The request
In the data below, find every line with the string "Squares" and pull it out.

Figure dataset records
## Begin
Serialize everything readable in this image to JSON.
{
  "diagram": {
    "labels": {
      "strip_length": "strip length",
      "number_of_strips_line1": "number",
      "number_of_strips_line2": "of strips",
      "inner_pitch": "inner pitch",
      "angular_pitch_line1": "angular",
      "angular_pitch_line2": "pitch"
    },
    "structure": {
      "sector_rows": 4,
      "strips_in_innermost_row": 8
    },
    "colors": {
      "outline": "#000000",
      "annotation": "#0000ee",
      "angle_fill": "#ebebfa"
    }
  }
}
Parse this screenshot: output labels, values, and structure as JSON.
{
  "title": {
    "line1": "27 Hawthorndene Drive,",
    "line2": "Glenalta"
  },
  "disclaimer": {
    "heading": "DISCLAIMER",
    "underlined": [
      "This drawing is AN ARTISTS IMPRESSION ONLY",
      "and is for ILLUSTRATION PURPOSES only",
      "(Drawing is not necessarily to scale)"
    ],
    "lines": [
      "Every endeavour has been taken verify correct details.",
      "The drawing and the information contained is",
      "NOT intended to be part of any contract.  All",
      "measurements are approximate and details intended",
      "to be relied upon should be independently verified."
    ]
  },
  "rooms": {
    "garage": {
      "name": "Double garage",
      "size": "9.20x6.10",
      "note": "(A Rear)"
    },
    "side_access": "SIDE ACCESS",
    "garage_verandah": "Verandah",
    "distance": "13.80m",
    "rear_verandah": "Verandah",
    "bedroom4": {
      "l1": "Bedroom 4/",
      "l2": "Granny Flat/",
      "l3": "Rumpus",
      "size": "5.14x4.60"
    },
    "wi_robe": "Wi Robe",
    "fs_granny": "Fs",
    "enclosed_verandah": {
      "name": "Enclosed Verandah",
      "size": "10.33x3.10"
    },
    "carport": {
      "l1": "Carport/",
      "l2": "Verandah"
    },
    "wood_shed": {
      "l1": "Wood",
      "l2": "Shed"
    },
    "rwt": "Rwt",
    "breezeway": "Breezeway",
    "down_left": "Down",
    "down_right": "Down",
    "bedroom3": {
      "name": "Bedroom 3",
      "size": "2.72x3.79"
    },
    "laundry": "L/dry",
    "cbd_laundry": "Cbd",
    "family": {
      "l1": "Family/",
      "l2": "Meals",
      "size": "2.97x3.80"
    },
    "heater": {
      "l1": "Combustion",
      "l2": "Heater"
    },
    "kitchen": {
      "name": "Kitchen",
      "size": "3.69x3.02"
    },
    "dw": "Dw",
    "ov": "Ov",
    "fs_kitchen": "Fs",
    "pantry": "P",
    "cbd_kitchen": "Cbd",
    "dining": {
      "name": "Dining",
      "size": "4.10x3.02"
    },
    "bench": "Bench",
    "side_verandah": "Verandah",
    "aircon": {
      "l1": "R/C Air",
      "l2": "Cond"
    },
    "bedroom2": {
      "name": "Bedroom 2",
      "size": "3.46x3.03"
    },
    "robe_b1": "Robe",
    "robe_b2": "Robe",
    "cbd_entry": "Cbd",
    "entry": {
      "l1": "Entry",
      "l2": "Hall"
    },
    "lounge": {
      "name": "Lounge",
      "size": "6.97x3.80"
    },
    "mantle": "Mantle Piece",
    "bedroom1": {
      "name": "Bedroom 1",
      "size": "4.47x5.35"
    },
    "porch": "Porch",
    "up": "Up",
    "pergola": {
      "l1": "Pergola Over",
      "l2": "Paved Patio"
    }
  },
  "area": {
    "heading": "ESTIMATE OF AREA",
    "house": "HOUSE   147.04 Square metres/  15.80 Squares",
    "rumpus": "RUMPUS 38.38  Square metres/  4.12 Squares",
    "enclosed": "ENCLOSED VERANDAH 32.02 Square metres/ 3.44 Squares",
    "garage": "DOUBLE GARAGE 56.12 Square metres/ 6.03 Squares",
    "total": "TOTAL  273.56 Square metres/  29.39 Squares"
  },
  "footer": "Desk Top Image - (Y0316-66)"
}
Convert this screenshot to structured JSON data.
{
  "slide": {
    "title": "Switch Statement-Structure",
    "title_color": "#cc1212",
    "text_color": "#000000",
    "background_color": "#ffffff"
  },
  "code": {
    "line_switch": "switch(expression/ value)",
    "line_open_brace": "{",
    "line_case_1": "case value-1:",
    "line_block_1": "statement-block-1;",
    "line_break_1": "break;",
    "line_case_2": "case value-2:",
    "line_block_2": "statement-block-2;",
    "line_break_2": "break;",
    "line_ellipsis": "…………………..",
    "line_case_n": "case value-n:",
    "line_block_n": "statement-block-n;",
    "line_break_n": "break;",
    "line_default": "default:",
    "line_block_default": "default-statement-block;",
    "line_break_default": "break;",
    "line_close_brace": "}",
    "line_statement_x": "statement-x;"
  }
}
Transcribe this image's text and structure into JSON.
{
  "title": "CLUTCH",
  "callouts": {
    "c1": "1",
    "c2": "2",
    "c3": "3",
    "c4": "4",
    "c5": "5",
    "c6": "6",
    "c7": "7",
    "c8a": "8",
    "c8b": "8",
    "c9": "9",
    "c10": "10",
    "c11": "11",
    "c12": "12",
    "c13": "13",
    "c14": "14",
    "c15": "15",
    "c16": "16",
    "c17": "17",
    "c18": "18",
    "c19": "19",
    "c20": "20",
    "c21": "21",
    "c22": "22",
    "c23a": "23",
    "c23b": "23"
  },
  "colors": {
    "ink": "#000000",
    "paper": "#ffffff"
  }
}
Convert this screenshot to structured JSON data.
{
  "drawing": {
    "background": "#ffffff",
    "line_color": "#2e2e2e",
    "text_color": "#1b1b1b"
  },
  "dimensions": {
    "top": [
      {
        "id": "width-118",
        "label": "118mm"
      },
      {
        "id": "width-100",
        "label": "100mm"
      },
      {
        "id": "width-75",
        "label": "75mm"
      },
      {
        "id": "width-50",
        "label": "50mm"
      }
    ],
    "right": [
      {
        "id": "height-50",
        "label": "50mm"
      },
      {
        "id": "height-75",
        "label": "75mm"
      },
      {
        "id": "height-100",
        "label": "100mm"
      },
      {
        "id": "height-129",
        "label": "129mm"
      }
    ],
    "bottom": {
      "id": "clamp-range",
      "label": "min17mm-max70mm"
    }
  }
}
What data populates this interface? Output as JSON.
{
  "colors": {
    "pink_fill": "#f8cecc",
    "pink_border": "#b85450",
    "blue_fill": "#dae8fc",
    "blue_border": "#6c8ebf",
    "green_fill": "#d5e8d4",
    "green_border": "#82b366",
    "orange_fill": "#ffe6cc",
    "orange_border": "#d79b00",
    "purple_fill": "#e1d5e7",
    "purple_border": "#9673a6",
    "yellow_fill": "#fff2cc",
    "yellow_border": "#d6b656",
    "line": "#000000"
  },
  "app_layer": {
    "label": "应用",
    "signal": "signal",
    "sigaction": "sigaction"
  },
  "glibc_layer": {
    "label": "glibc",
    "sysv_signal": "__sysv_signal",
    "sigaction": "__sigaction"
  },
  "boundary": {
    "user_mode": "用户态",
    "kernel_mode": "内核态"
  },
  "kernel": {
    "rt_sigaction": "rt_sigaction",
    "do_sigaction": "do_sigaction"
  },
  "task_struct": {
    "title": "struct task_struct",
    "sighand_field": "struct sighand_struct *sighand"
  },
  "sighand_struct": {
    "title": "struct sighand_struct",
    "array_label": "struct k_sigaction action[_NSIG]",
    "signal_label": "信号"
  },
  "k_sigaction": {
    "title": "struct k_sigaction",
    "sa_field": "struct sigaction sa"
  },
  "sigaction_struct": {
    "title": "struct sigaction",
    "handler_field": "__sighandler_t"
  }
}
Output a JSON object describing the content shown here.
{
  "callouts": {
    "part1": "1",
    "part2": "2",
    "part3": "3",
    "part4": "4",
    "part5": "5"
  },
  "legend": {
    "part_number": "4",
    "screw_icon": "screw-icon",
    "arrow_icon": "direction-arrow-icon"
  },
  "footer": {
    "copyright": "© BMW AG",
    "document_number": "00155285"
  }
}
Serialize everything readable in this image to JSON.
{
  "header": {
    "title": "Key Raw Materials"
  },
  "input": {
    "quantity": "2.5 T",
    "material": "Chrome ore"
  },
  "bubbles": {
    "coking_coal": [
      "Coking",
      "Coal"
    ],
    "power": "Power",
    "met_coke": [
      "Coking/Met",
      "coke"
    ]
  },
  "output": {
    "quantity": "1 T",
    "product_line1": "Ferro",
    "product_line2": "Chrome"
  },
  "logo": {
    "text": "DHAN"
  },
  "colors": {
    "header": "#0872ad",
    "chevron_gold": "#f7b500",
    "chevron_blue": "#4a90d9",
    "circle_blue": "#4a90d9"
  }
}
## End
Output
    "house": "HOUSE   147.04 Square metres/  15.80 Squares",
    "rumpus": "RUMPUS 38.38  Square metres/  4.12 Squares",
    "enclosed": "ENCLOSED VERANDAH 32.02 Square metres/ 3.44 Squares",
    "garage": "DOUBLE GARAGE 56.12 Square metres/ 6.03 Squares",
    "total": "TOTAL  273.56 Square metres/  29.39 Squares"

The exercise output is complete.